═══ EXERCISE INPUTS

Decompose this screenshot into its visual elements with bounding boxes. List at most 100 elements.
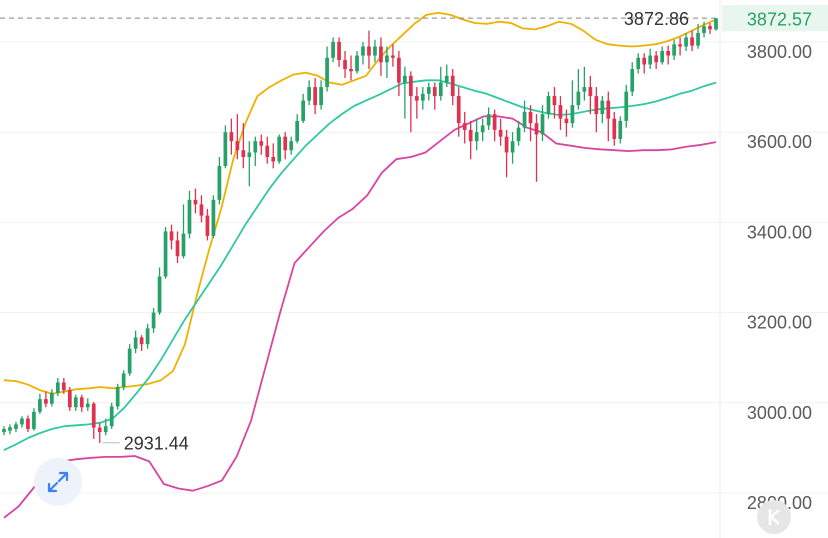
- candle-body: [379, 46, 383, 63]
- candle-body: [97, 427, 102, 433]
- candle-body: [127, 348, 132, 374]
- candle-body: [462, 123, 467, 130]
- candle-body: [636, 57, 641, 70]
- candle-body: [229, 132, 234, 142]
- candle-body: [498, 129, 503, 137]
- candle-body: [55, 382, 60, 393]
- candle-body: [50, 392, 54, 404]
- candle-body: [67, 390, 72, 408]
- candle-body: [271, 156, 276, 162]
- candle-body: [714, 18, 718, 30]
- candle-body: [139, 337, 144, 345]
- candle-body: [438, 82, 443, 97]
- candle-body: [157, 276, 162, 313]
- k-logo-badge: [757, 500, 791, 534]
- candle-body: [373, 46, 377, 56]
- candle-body: [325, 57, 329, 88]
- candle-body: [307, 87, 311, 101]
- candle-body: [319, 87, 323, 106]
- bollinger-bands: [3, 11, 717, 519]
- candle-body: [349, 69, 353, 72]
- candle-body: [702, 26, 706, 33]
- candle-body: [121, 373, 126, 387]
- candle-body: [2, 428, 6, 433]
- candle-body: [289, 141, 294, 151]
- candle-body: [522, 111, 527, 128]
- candle-body: [678, 44, 682, 47]
- candle-body: [660, 51, 665, 63]
- candle-body: [8, 427, 12, 431]
- candle-body: [528, 111, 533, 124]
- candle-body: [391, 55, 395, 58]
- current-price-badge: [722, 5, 828, 32]
- candle-body: [648, 55, 653, 65]
- candle-body: [414, 96, 419, 101]
- candle-body: [510, 141, 515, 153]
- candle-body: [594, 96, 599, 115]
- candle-body: [283, 136, 288, 151]
- candle-body: [708, 26, 712, 30]
- candle-body: [420, 93, 425, 101]
- y-tick-label: 3000.00: [747, 403, 812, 423]
- candle-body: [115, 386, 120, 407]
- y-axis-ticks: 3800.003600.003400.003200.003000.002800.…: [747, 42, 812, 513]
- grid-lines: [0, 41, 828, 494]
- candle-body: [223, 132, 228, 167]
- candle-body: [109, 406, 114, 427]
- candle-body: [187, 199, 192, 234]
- candle-body: [654, 55, 659, 63]
- candle-body: [337, 41, 341, 61]
- candle-body: [552, 96, 557, 106]
- candle-body: [618, 120, 623, 139]
- y-tick-label: 3200.00: [747, 313, 812, 333]
- candle-body: [151, 312, 156, 329]
- candle-body: [277, 136, 282, 162]
- candle-body: [26, 418, 30, 429]
- y-tick-label: 3600.00: [747, 132, 812, 152]
- candle-body: [570, 105, 575, 124]
- y-tick-label: 3400.00: [747, 222, 812, 242]
- candle-body: [564, 118, 569, 124]
- candle-body: [265, 145, 270, 157]
- upper-band-line: [3, 11, 717, 395]
- price-annotations: 3872.86 3872.57 2931.44: [102, 5, 828, 454]
- candle-body: [163, 231, 168, 277]
- candle-body: [73, 397, 78, 408]
- candle-body: [181, 233, 186, 257]
- candle-body: [684, 37, 688, 47]
- candle-body: [32, 411, 36, 429]
- candle-body: [103, 426, 108, 433]
- candle-body: [361, 46, 365, 56]
- candle-body: [145, 328, 150, 345]
- candle-body: [450, 75, 455, 97]
- k-logo-icon: [768, 508, 780, 526]
- candle-body: [624, 91, 629, 121]
- expand-chart-button[interactable]: [34, 458, 82, 506]
- candle-body: [397, 57, 401, 83]
- candlestick-series: [2, 18, 718, 443]
- expand-arrows-icon: [47, 471, 69, 493]
- candle-body: [14, 424, 18, 429]
- candle-body: [612, 118, 617, 139]
- candle-body: [468, 129, 473, 142]
- candle-body: [313, 87, 317, 106]
- candle-body: [409, 75, 413, 97]
- candle-body: [253, 141, 258, 153]
- candle-body: [486, 114, 491, 126]
- candle-body: [540, 114, 545, 135]
- candle-body: [432, 87, 437, 97]
- candle-body: [295, 120, 300, 142]
- candle-body: [426, 87, 431, 94]
- candle-body: [199, 204, 204, 216]
- candle-body: [301, 100, 306, 121]
- candle-body: [331, 41, 335, 58]
- candle-body: [133, 337, 138, 349]
- candle-body: [44, 399, 48, 404]
- candle-body: [385, 55, 389, 63]
- candle-body: [247, 152, 252, 157]
- lower-band-line: [3, 115, 717, 519]
- candle-body: [558, 105, 563, 119]
- candle-body: [576, 91, 581, 106]
- candle-body: [456, 96, 461, 124]
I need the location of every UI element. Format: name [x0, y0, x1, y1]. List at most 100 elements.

══════

REQUEST –
Set down every line of the items above word for word, leaving out the pictures.

THE ANSWER –
Decompose this screenshot into its visual elements with bounding boxes. List at most 100 elements.
- candle-body: [379, 46, 383, 63]
- candle-body: [97, 427, 102, 433]
- candle-body: [127, 348, 132, 374]
- candle-body: [462, 123, 467, 130]
- candle-body: [636, 57, 641, 70]
- candle-body: [229, 132, 234, 142]
- candle-body: [498, 129, 503, 137]
- candle-body: [55, 382, 60, 393]
- candle-body: [50, 392, 54, 404]
- candle-body: [67, 390, 72, 408]
- candle-body: [271, 156, 276, 162]
- candle-body: [714, 18, 718, 30]
- candle-body: [139, 337, 144, 345]
- candle-body: [438, 82, 443, 97]
- candle-body: [157, 276, 162, 313]
- k-logo-badge: [757, 500, 791, 534]
- candle-body: [373, 46, 377, 56]
- candle-body: [325, 57, 329, 88]
- candle-body: [307, 87, 311, 101]
- candle-body: [319, 87, 323, 106]
- bollinger-bands: [3, 11, 717, 519]
- candle-body: [349, 69, 353, 72]
- candle-body: [702, 26, 706, 33]
- candle-body: [121, 373, 126, 387]
- candle-body: [2, 428, 6, 433]
- candle-body: [289, 141, 294, 151]
- candle-body: [522, 111, 527, 128]
- candle-body: [678, 44, 682, 47]
- candle-body: [660, 51, 665, 63]
- candle-body: [8, 427, 12, 431]
- candle-body: [528, 111, 533, 124]
- candle-body: [391, 55, 395, 58]
- current-price-badge: [722, 5, 828, 32]
- candle-body: [648, 55, 653, 65]
- candle-body: [414, 96, 419, 101]
- candle-body: [510, 141, 515, 153]
- candle-body: [594, 96, 599, 115]
- candle-body: [283, 136, 288, 151]
- candle-body: [708, 26, 712, 30]
- candle-body: [420, 93, 425, 101]
- y-tick-label: 3000.00: [747, 403, 812, 423]
- candle-body: [115, 386, 120, 407]
- y-axis-ticks: 3800.003600.003400.003200.003000.002800.…: [747, 42, 812, 513]
- grid-lines: [0, 41, 828, 494]
- candle-body: [223, 132, 228, 167]
- candle-body: [109, 406, 114, 427]
- candle-body: [187, 199, 192, 234]
- candle-body: [654, 55, 659, 63]
- candle-body: [337, 41, 341, 61]
- candle-body: [552, 96, 557, 106]
- candle-body: [618, 120, 623, 139]
- y-tick-label: 3200.00: [747, 313, 812, 333]
- candle-body: [151, 312, 156, 329]
- candle-body: [277, 136, 282, 162]
- candle-body: [26, 418, 30, 429]
- y-tick-label: 3600.00: [747, 132, 812, 152]
- candle-body: [570, 105, 575, 124]
- y-tick-label: 3400.00: [747, 222, 812, 242]
- candle-body: [564, 118, 569, 124]
- candle-body: [265, 145, 270, 157]
- upper-band-line: [3, 11, 717, 395]
- price-annotations: 3872.86 3872.57 2931.44: [102, 5, 828, 454]
- candle-body: [163, 231, 168, 277]
- candle-body: [73, 397, 78, 408]
- candle-body: [181, 233, 186, 257]
- candle-body: [684, 37, 688, 47]
- candle-body: [32, 411, 36, 429]
- candle-body: [103, 426, 108, 433]
- candle-body: [361, 46, 365, 56]
- candle-body: [145, 328, 150, 345]
- candle-body: [450, 75, 455, 97]
- k-logo-icon: [768, 508, 780, 526]
- candle-body: [624, 91, 629, 121]
- expand-chart-button[interactable]: [34, 458, 82, 506]
- candle-body: [397, 57, 401, 83]
- candlestick-series: [2, 18, 718, 443]
- expand-arrows-icon: [47, 471, 69, 493]
- candle-body: [14, 424, 18, 429]
- candle-body: [612, 118, 617, 139]
- candle-body: [468, 129, 473, 142]
- candle-body: [313, 87, 317, 106]
- candle-body: [409, 75, 413, 97]
- candle-body: [253, 141, 258, 153]
- candle-body: [486, 114, 491, 126]
- candle-body: [540, 114, 545, 135]
- candle-body: [432, 87, 437, 97]
- candle-body: [295, 120, 300, 142]
- candle-body: [426, 87, 431, 94]
- candle-body: [199, 204, 204, 216]
- candle-body: [301, 100, 306, 121]
- candle-body: [331, 41, 335, 58]
- candle-body: [133, 337, 138, 349]
- candle-body: [44, 399, 48, 404]
- candle-body: [385, 55, 389, 63]
- candle-body: [247, 152, 252, 157]
- lower-band-line: [3, 115, 717, 519]
- candle-body: [558, 105, 563, 119]
- candle-body: [576, 91, 581, 106]
- candle-body: [456, 96, 461, 124]
I need the location of every UI element. Format: name [x0, y0, x1, y1]. List at most 100 elements.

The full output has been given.